• _What you are asked to do_: Pick every line from the data that holds the word "JSON".

• _Stored rows_:
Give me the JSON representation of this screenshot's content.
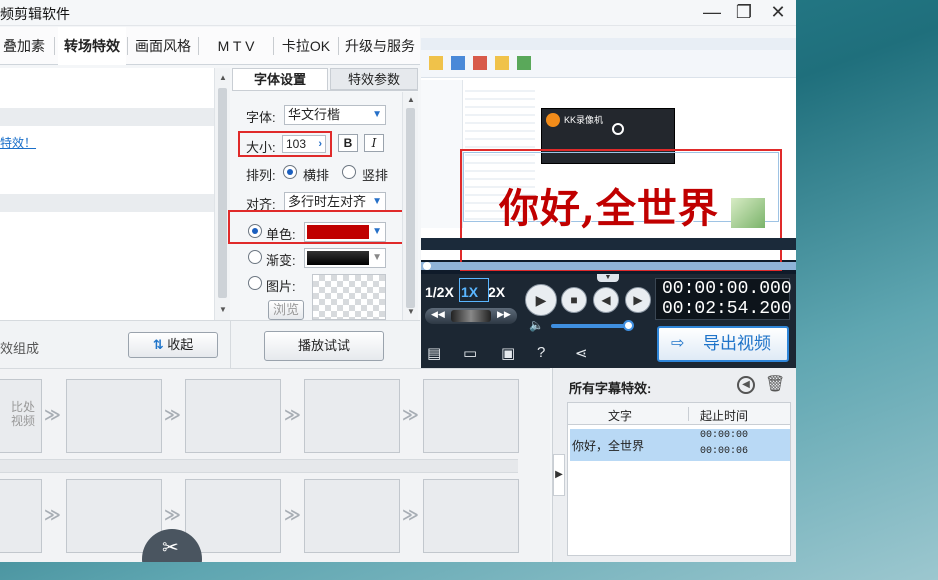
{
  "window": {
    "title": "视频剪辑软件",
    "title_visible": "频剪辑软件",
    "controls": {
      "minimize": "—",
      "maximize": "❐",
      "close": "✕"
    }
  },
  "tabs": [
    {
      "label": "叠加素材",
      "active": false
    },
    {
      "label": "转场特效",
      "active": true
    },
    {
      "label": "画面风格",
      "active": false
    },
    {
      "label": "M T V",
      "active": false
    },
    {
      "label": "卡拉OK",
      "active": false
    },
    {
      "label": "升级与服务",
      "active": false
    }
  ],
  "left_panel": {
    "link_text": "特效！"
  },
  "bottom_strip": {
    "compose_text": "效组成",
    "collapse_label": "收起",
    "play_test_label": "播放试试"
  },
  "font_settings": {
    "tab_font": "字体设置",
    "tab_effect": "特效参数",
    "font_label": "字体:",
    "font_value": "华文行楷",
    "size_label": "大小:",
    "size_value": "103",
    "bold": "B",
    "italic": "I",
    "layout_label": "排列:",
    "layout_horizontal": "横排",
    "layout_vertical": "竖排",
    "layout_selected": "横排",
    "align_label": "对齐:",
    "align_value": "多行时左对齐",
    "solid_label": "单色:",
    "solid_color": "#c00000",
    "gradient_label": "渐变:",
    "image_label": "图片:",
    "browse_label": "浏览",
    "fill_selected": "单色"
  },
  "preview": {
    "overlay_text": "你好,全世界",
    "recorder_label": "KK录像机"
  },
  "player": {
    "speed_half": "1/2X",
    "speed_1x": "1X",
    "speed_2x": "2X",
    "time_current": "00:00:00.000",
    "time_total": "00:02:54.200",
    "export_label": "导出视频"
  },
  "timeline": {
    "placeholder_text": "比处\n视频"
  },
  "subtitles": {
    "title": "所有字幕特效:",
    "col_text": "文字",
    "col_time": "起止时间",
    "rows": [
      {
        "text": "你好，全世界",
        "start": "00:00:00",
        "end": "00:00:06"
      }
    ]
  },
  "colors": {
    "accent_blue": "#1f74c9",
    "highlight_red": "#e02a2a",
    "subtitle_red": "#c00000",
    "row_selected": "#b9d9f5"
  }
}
...
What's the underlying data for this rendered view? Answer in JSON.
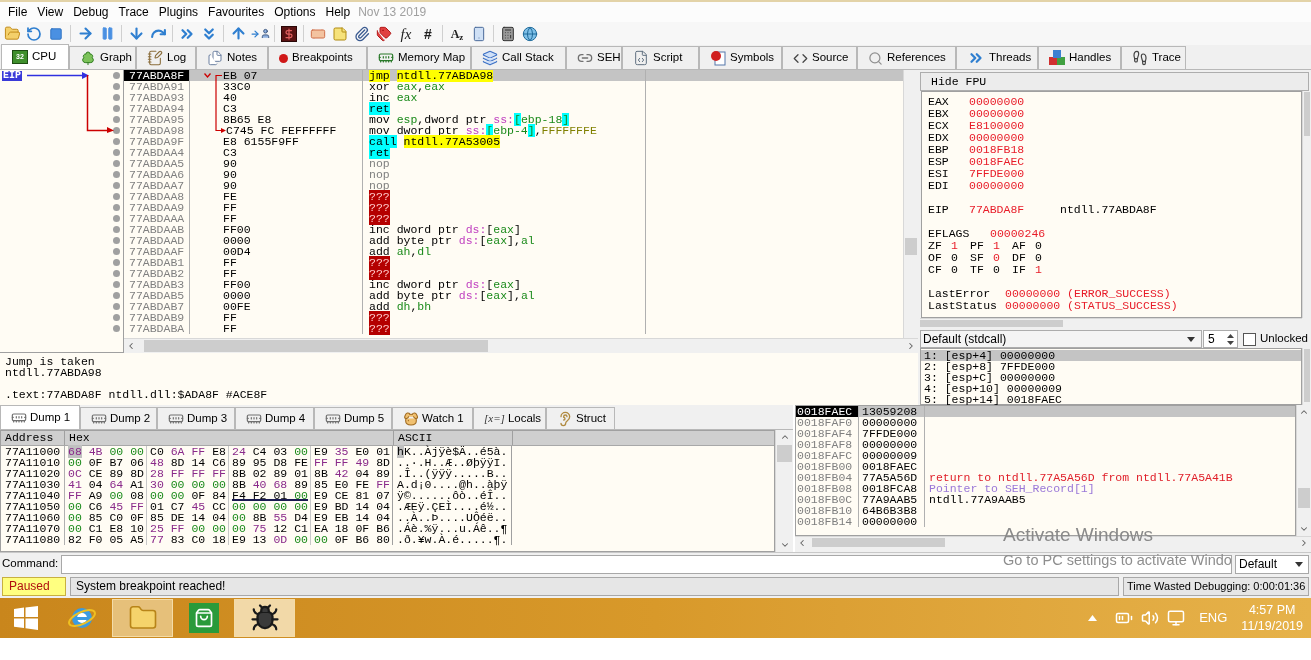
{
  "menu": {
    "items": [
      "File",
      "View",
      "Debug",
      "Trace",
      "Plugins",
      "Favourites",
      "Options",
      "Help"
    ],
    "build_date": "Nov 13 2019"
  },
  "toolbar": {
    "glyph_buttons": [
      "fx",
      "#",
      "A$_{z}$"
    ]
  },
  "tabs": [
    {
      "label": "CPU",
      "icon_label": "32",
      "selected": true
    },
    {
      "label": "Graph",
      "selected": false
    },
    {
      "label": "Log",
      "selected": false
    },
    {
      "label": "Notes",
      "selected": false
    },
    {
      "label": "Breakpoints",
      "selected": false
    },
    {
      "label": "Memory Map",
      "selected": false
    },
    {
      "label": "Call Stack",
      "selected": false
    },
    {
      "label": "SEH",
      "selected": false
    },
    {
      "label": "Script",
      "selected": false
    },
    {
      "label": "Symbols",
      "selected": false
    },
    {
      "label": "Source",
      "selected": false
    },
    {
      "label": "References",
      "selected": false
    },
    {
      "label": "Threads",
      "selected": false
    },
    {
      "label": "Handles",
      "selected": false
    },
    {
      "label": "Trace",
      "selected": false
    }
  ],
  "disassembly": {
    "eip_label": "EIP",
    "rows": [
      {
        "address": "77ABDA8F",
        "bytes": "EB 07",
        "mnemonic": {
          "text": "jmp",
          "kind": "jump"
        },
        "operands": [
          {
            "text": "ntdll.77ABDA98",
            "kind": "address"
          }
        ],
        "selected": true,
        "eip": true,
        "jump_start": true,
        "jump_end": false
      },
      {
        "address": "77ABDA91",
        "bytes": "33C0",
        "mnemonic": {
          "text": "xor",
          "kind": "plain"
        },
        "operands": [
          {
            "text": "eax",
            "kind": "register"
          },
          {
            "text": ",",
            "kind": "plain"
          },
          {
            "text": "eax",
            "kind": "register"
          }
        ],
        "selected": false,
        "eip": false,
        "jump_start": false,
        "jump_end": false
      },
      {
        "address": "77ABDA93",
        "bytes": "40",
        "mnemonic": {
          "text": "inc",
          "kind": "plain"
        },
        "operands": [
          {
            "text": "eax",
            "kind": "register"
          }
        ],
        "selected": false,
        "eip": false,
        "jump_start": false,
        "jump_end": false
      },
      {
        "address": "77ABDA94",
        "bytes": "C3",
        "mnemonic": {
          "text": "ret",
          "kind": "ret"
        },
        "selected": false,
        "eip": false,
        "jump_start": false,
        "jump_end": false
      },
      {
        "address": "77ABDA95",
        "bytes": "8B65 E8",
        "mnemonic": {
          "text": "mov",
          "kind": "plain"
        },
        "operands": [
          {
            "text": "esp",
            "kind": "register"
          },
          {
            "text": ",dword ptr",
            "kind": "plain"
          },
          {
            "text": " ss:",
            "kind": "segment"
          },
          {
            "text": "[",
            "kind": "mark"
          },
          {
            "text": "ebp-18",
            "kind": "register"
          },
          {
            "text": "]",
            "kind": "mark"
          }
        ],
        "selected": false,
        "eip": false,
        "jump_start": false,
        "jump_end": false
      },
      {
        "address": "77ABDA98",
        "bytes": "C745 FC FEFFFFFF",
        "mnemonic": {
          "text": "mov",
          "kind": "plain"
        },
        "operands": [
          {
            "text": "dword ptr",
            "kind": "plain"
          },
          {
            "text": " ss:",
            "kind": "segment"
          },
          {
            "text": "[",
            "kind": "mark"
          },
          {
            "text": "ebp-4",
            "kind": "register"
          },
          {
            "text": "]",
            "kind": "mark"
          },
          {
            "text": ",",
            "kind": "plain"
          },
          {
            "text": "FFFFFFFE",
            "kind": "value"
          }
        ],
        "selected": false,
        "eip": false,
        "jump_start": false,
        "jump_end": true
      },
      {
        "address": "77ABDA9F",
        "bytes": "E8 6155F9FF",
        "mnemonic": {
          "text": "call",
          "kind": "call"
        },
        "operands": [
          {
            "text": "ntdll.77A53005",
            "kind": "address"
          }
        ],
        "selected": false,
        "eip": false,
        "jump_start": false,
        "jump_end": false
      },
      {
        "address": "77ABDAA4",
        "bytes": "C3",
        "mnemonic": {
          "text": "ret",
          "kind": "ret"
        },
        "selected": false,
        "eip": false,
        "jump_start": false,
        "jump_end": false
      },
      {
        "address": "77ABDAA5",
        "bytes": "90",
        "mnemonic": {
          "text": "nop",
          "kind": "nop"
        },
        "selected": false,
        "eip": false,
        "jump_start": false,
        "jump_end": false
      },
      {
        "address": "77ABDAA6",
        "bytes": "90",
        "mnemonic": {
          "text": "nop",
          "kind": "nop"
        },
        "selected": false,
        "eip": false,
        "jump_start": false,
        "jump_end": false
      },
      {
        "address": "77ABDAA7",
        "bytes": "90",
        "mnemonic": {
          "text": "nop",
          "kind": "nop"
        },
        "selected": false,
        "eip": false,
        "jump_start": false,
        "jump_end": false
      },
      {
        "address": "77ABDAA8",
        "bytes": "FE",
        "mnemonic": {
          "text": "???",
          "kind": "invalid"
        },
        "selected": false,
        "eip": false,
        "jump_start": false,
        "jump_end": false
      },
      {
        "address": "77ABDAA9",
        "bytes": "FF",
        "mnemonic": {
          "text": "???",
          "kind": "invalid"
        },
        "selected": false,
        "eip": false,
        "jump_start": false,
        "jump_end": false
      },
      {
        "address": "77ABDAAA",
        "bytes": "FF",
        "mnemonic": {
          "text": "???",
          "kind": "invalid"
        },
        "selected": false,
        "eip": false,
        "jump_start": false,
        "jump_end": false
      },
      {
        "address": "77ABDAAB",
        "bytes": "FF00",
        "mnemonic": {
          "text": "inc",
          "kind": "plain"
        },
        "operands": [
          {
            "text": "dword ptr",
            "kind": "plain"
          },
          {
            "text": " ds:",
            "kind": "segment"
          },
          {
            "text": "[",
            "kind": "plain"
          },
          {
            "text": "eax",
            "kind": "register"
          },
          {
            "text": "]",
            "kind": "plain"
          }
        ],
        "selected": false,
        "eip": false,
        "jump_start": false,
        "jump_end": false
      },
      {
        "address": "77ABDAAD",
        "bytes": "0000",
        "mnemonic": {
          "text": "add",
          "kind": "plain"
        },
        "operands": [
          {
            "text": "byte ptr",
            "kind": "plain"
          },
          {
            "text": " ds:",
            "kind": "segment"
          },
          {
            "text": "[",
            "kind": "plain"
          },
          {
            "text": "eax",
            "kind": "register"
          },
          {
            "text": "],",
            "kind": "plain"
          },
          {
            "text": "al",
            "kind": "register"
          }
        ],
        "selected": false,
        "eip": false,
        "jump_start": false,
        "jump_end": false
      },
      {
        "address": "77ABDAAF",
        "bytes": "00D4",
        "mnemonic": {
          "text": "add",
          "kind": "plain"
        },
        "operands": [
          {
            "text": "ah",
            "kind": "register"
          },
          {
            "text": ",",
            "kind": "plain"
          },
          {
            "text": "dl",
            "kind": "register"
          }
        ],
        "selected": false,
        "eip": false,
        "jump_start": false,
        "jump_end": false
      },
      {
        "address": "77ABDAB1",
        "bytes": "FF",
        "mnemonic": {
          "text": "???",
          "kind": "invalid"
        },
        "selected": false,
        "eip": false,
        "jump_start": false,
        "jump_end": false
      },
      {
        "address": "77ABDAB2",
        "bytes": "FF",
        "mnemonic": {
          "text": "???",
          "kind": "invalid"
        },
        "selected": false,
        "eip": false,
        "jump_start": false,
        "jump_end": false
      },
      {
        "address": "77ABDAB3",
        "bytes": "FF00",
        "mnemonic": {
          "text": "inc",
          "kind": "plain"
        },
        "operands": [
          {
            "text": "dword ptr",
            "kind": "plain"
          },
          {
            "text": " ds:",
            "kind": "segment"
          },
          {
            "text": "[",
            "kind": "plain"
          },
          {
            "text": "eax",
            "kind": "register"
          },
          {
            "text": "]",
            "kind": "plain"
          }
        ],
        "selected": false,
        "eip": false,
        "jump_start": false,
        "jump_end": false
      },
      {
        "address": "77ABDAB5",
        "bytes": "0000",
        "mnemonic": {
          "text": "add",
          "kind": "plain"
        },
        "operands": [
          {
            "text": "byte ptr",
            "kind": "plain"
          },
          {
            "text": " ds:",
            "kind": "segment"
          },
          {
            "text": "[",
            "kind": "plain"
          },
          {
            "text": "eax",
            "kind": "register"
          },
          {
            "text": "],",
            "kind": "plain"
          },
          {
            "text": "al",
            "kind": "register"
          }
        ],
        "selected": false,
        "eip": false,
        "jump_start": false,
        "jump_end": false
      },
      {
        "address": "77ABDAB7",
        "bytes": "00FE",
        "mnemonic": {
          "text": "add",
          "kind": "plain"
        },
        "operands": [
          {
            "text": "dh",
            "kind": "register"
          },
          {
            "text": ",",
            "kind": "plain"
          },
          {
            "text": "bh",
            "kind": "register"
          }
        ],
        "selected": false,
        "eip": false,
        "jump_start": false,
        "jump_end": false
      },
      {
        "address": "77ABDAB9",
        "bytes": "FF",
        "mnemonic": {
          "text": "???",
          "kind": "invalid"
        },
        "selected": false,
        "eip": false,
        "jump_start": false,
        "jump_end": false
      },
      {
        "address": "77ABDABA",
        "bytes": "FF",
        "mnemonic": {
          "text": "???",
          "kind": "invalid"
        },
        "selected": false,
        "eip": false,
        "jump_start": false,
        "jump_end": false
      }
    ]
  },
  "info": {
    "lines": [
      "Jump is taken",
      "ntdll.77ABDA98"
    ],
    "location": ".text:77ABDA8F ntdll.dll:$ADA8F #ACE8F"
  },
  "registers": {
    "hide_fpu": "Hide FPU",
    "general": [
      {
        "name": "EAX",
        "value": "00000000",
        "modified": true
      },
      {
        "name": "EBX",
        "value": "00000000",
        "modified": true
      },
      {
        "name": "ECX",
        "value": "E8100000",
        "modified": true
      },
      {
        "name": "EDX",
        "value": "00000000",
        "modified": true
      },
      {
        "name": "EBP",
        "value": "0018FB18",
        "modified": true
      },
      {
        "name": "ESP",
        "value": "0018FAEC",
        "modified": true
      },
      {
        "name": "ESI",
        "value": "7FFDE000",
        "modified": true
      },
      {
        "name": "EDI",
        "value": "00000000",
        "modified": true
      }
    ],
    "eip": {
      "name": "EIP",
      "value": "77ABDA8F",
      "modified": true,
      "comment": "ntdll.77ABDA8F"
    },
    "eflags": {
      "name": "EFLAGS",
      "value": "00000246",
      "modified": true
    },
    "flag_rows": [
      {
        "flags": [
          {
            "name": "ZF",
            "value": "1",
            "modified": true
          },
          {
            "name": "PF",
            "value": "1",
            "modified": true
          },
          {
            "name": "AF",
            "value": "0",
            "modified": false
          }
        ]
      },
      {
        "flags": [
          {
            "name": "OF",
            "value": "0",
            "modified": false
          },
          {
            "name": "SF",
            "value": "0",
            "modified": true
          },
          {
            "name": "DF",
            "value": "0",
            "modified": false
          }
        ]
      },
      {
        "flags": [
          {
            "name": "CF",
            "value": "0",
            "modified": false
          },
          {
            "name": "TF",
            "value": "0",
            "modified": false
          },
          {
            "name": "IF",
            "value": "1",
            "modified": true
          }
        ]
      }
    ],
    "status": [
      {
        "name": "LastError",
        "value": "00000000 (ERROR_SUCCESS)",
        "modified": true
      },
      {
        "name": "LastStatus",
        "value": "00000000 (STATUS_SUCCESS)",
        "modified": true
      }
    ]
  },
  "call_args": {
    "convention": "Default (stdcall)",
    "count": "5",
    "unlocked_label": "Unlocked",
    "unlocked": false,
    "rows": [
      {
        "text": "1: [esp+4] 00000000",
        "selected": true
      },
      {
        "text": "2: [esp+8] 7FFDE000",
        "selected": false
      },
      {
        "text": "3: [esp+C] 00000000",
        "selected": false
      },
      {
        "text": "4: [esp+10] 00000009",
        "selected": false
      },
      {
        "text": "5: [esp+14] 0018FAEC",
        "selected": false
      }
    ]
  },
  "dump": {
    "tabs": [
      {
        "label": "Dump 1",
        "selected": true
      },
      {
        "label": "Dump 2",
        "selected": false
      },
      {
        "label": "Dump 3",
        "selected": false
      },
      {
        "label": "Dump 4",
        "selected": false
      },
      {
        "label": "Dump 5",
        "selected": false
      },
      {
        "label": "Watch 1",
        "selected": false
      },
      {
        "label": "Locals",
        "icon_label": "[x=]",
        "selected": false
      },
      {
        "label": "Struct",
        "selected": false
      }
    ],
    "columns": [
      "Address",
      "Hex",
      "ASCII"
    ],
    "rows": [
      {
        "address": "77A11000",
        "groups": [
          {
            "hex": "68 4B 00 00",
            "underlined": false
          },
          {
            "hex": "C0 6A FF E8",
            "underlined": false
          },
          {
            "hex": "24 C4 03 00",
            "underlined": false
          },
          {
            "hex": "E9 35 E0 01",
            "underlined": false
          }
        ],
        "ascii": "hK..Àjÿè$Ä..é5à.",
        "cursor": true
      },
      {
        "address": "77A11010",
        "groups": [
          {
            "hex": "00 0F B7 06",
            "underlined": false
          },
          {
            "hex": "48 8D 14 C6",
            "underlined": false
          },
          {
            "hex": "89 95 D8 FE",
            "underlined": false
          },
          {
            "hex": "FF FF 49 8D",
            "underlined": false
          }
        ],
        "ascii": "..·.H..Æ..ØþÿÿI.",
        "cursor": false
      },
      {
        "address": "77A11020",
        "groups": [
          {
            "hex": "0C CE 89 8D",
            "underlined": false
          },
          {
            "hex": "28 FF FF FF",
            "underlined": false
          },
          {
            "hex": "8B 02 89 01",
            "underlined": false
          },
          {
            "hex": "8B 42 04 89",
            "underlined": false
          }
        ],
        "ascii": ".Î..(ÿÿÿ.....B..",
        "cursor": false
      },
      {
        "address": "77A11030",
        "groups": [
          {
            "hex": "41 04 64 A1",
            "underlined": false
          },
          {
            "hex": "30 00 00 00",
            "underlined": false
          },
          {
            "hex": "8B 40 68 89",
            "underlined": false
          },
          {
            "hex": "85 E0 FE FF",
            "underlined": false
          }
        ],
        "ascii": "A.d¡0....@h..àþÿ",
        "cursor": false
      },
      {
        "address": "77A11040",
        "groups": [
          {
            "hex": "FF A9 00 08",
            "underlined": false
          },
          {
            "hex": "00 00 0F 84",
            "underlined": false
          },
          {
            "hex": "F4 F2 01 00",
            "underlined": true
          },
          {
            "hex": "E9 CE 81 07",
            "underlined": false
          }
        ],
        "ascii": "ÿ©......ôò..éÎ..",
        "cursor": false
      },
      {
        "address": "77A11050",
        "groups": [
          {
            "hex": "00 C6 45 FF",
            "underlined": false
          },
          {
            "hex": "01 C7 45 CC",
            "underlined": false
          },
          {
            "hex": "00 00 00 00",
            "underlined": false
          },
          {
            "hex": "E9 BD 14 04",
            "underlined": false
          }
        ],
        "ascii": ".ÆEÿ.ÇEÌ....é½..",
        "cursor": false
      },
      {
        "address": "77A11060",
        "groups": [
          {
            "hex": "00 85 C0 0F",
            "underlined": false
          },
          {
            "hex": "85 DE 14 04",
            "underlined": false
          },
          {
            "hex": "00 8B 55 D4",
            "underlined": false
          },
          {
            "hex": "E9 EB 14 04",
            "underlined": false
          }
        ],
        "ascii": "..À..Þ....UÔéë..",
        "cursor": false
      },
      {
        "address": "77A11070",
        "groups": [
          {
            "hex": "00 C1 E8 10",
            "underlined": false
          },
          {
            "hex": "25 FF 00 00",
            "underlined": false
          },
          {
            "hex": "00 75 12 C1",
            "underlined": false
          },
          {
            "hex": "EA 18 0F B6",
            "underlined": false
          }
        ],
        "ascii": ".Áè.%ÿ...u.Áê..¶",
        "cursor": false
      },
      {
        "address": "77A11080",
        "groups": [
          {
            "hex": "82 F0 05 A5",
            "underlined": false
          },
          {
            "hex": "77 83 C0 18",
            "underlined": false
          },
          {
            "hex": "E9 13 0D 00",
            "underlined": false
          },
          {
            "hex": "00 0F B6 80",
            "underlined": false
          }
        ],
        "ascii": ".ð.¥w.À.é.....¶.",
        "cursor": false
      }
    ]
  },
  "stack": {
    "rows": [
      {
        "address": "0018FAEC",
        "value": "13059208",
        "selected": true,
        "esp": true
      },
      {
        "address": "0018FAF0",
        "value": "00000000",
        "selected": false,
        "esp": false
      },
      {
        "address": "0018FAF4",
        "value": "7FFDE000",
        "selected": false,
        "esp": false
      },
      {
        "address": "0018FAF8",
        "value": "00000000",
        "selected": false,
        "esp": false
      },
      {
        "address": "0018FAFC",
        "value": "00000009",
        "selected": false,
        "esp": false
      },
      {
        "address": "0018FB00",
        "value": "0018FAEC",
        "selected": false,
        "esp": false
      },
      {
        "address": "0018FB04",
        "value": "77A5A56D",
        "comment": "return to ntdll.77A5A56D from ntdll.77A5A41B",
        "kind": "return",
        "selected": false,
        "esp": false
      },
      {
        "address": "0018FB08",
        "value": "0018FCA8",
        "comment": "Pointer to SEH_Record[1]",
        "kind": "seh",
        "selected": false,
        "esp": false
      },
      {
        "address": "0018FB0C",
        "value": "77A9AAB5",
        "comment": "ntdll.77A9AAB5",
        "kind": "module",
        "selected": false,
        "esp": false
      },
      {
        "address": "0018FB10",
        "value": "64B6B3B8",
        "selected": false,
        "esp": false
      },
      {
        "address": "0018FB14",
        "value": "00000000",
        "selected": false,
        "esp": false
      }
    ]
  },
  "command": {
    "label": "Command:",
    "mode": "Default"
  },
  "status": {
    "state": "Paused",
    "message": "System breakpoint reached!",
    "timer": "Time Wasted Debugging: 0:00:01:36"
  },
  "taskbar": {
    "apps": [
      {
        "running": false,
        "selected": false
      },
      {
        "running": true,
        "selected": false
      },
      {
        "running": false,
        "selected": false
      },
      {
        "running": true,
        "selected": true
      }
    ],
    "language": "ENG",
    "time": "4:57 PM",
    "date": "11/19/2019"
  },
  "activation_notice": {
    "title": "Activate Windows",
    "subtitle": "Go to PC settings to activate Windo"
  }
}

• _Answer for the task_:
Give me the JSON representation of this screenshot's content.
What's the underlying data for this rendered view? Answer in JSON.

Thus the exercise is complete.